INFORMATION SUPPLIED »
+===+
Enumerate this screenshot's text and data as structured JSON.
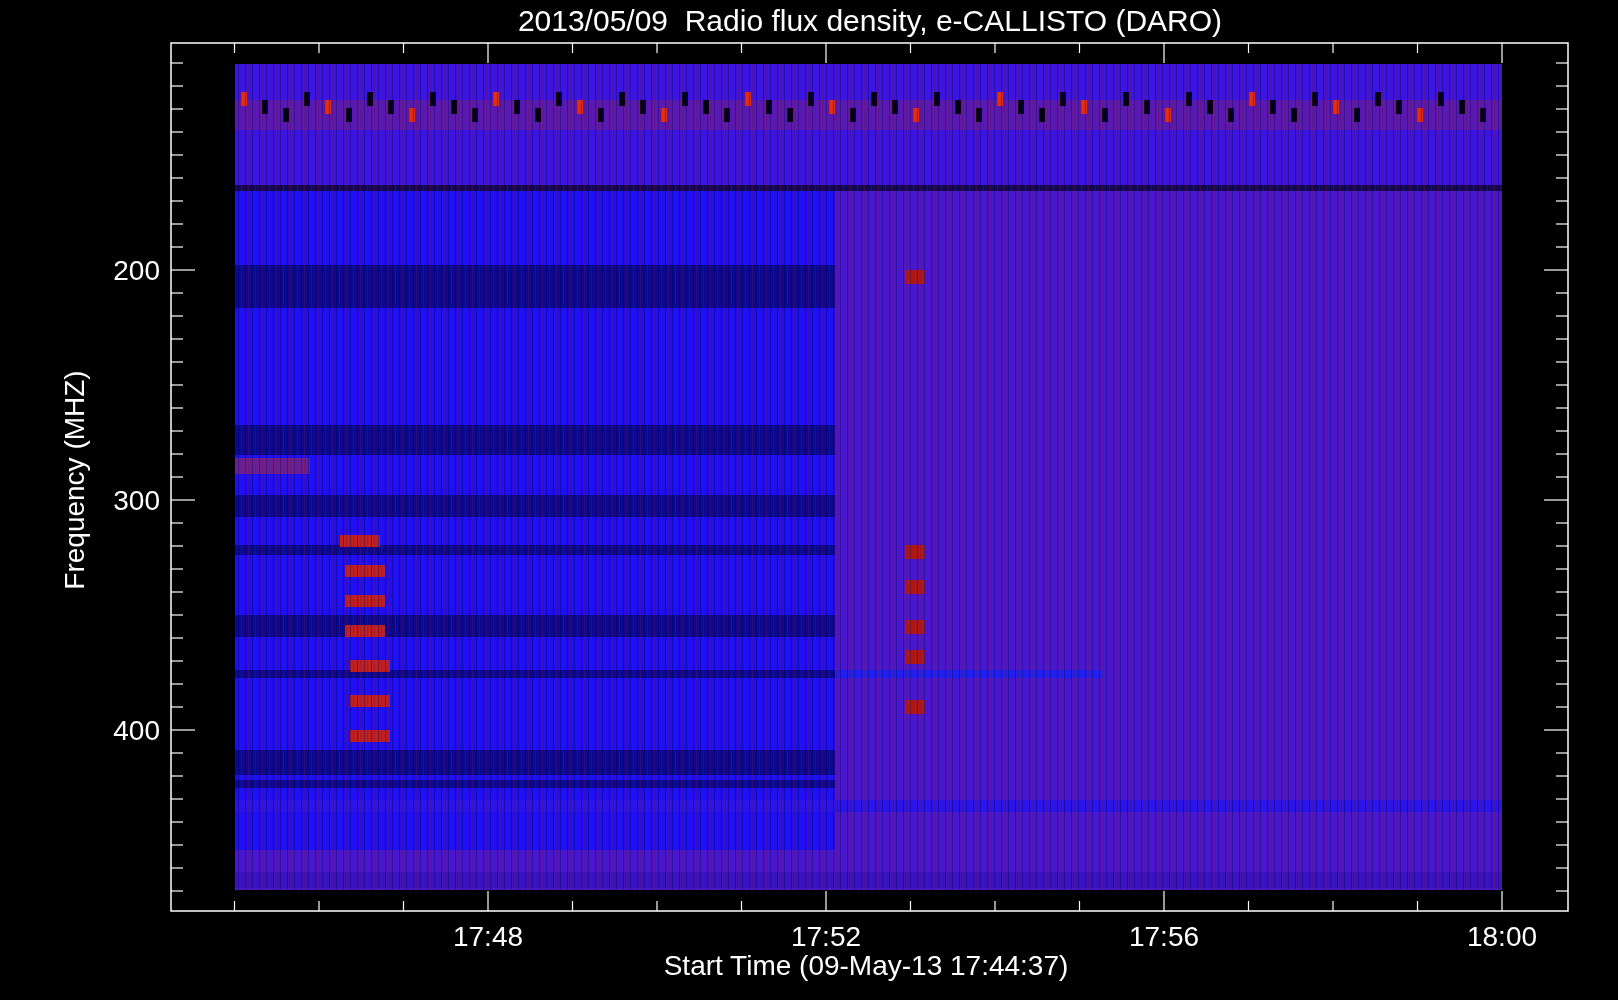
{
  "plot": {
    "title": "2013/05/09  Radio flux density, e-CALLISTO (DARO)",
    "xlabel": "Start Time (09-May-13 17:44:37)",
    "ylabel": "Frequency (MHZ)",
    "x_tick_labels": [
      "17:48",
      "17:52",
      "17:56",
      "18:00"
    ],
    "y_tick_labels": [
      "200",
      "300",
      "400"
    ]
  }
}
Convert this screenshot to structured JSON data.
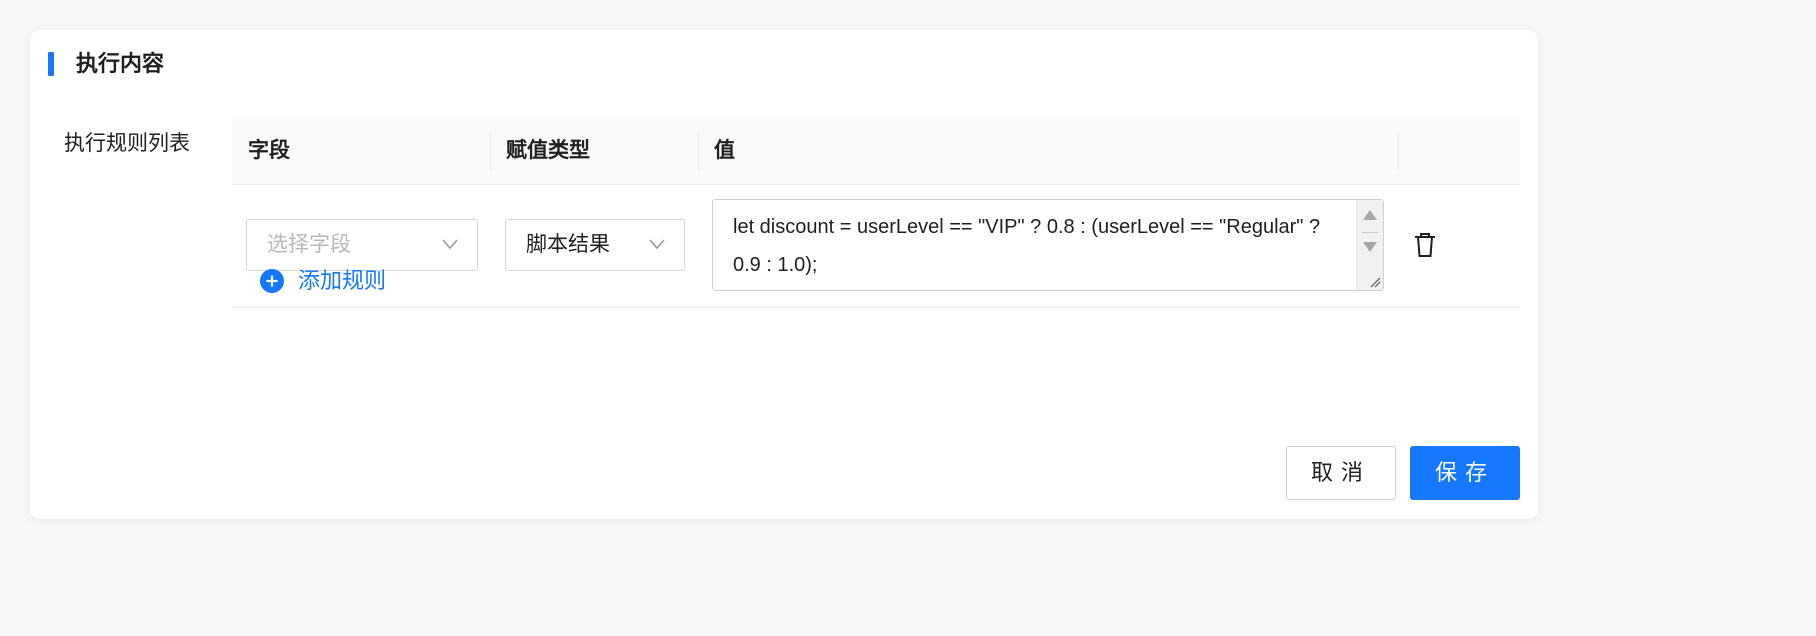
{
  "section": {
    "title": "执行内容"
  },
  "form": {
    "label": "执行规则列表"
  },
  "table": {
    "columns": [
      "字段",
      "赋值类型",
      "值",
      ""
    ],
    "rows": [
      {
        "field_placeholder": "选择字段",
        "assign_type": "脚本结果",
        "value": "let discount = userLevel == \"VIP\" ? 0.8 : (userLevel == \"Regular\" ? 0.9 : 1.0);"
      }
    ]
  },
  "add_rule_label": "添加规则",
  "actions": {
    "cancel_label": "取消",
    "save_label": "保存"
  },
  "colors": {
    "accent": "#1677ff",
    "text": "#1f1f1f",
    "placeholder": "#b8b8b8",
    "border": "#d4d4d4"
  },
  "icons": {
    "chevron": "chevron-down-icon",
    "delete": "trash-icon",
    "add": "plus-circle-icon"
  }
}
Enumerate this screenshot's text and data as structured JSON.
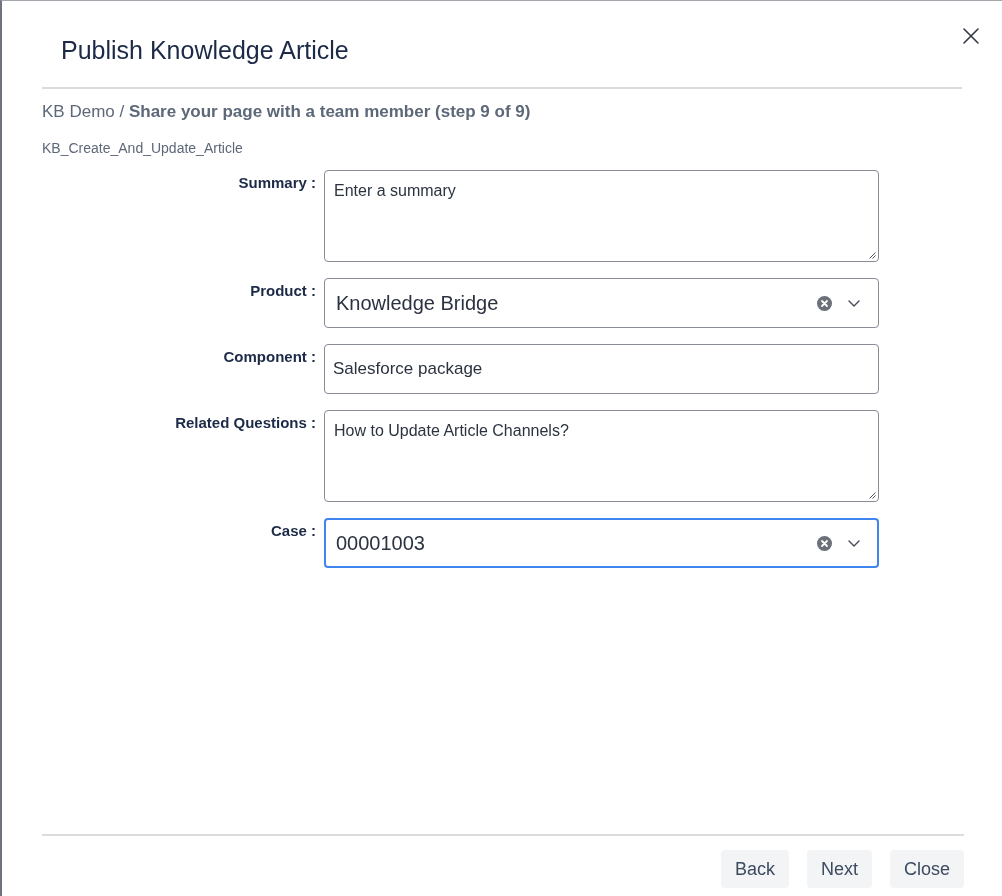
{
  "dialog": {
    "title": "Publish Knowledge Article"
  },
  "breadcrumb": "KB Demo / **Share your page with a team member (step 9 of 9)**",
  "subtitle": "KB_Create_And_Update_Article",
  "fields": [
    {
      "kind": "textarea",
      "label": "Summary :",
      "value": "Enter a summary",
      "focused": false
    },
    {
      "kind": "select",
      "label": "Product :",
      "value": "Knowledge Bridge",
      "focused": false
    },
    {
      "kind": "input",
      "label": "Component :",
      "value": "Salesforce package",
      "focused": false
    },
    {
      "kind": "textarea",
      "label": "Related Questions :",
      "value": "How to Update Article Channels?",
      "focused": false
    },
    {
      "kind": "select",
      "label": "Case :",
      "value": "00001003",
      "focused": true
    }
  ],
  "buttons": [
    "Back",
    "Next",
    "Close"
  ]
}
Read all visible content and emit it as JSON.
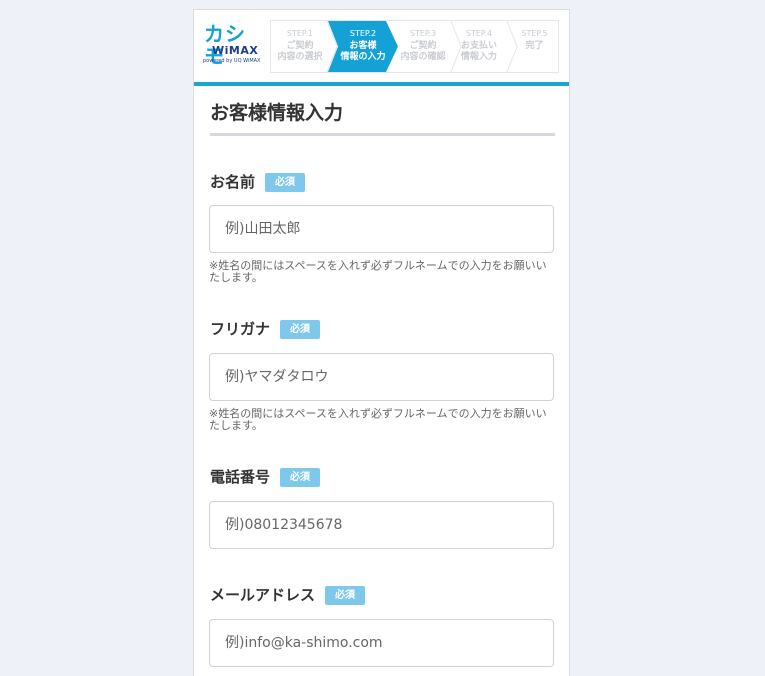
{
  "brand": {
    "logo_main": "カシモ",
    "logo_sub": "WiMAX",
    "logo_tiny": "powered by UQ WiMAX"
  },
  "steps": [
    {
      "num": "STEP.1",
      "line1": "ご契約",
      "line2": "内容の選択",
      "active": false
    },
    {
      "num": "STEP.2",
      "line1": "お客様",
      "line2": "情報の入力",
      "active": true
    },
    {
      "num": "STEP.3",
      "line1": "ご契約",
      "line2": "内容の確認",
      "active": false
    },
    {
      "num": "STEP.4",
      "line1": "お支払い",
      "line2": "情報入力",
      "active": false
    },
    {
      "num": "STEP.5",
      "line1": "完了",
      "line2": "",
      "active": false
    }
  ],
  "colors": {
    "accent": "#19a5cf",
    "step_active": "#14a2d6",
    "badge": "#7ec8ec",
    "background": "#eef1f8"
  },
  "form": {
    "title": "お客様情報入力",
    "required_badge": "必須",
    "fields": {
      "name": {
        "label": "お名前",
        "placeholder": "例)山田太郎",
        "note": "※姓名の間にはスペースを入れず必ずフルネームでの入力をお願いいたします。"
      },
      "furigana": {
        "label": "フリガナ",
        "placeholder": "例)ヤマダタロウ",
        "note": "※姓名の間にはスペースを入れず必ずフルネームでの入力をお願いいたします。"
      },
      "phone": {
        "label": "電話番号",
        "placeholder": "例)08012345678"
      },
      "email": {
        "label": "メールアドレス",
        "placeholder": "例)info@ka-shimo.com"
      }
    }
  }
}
+===+
PROBLEM TO SOLVE » Reproduce all of the data exactly, omitting each picture it holds.

EXPECTED ANSWER »
Enumerate this screenshot's text and data as structured JSON.
{
  "plot": {
    "title": "2013/05/09  Radio flux density, e-CALLISTO (DARO)",
    "xlabel": "Start Time (09-May-13 17:44:37)",
    "ylabel": "Frequency (MHZ)",
    "x_tick_labels": [
      "17:48",
      "17:52",
      "17:56",
      "18:00"
    ],
    "y_tick_labels": [
      "200",
      "300",
      "400"
    ]
  }
}
Convert this screenshot to structured JSON data.
{
  "section": {
    "title": "执行内容"
  },
  "form": {
    "label": "执行规则列表"
  },
  "table": {
    "columns": [
      "字段",
      "赋值类型",
      "值",
      ""
    ],
    "rows": [
      {
        "field_placeholder": "选择字段",
        "assign_type": "脚本结果",
        "value": "let discount = userLevel == \"VIP\" ? 0.8 : (userLevel == \"Regular\" ? 0.9 : 1.0);"
      }
    ]
  },
  "add_rule_label": "添加规则",
  "actions": {
    "cancel_label": "取消",
    "save_label": "保存"
  },
  "colors": {
    "accent": "#1677ff",
    "text": "#1f1f1f",
    "placeholder": "#b8b8b8",
    "border": "#d4d4d4"
  },
  "icons": {
    "chevron": "chevron-down-icon",
    "delete": "trash-icon",
    "add": "plus-circle-icon"
  }
}
Enumerate this screenshot's text and data as structured JSON.
{
  "dialog": {
    "title": "Publish Knowledge Article"
  },
  "breadcrumb": "KB Demo / **Share your page with a team member (step 9 of 9)**",
  "subtitle": "KB_Create_And_Update_Article",
  "fields": [
    {
      "kind": "textarea",
      "label": "Summary :",
      "value": "Enter a summary",
      "focused": false
    },
    {
      "kind": "select",
      "label": "Product :",
      "value": "Knowledge Bridge",
      "focused": false
    },
    {
      "kind": "input",
      "label": "Component :",
      "value": "Salesforce package",
      "focused": false
    },
    {
      "kind": "textarea",
      "label": "Related Questions :",
      "value": "How to Update Article Channels?",
      "focused": false
    },
    {
      "kind": "select",
      "label": "Case :",
      "value": "00001003",
      "focused": true
    }
  ],
  "buttons": [
    "Back",
    "Next",
    "Close"
  ]
}
Read all visible content and emit it as JSON.
{
  "brand": {
    "logo_main": "カシモ",
    "logo_sub": "WiMAX",
    "logo_tiny": "powered by UQ WiMAX"
  },
  "steps": [
    {
      "num": "STEP.1",
      "line1": "ご契約",
      "line2": "内容の選択",
      "active": false
    },
    {
      "num": "STEP.2",
      "line1": "お客様",
      "line2": "情報の入力",
      "active": true
    },
    {
      "num": "STEP.3",
      "line1": "ご契約",
      "line2": "内容の確認",
      "active": false
    },
    {
      "num": "STEP.4",
      "line1": "お支払い",
      "line2": "情報入力",
      "active": false
    },
    {
      "num": "STEP.5",
      "line1": "完了",
      "line2": "",
      "active": false
    }
  ],
  "colors": {
    "accent": "#19a5cf",
    "step_active": "#14a2d6",
    "badge": "#7ec8ec",
    "background": "#eef1f8"
  },
  "form": {
    "title": "お客様情報入力",
    "required_badge": "必須",
    "fields": {
      "name": {
        "label": "お名前",
        "placeholder": "例)山田太郎",
        "note": "※姓名の間にはスペースを入れず必ずフルネームでの入力をお願いいたします。"
      },
      "furigana": {
        "label": "フリガナ",
        "placeholder": "例)ヤマダタロウ",
        "note": "※姓名の間にはスペースを入れず必ずフルネームでの入力をお願いいたします。"
      },
      "phone": {
        "label": "電話番号",
        "placeholder": "例)08012345678"
      },
      "email": {
        "label": "メールアドレス",
        "placeholder": "例)info@ka-shimo.com"
      }
    }
  }
}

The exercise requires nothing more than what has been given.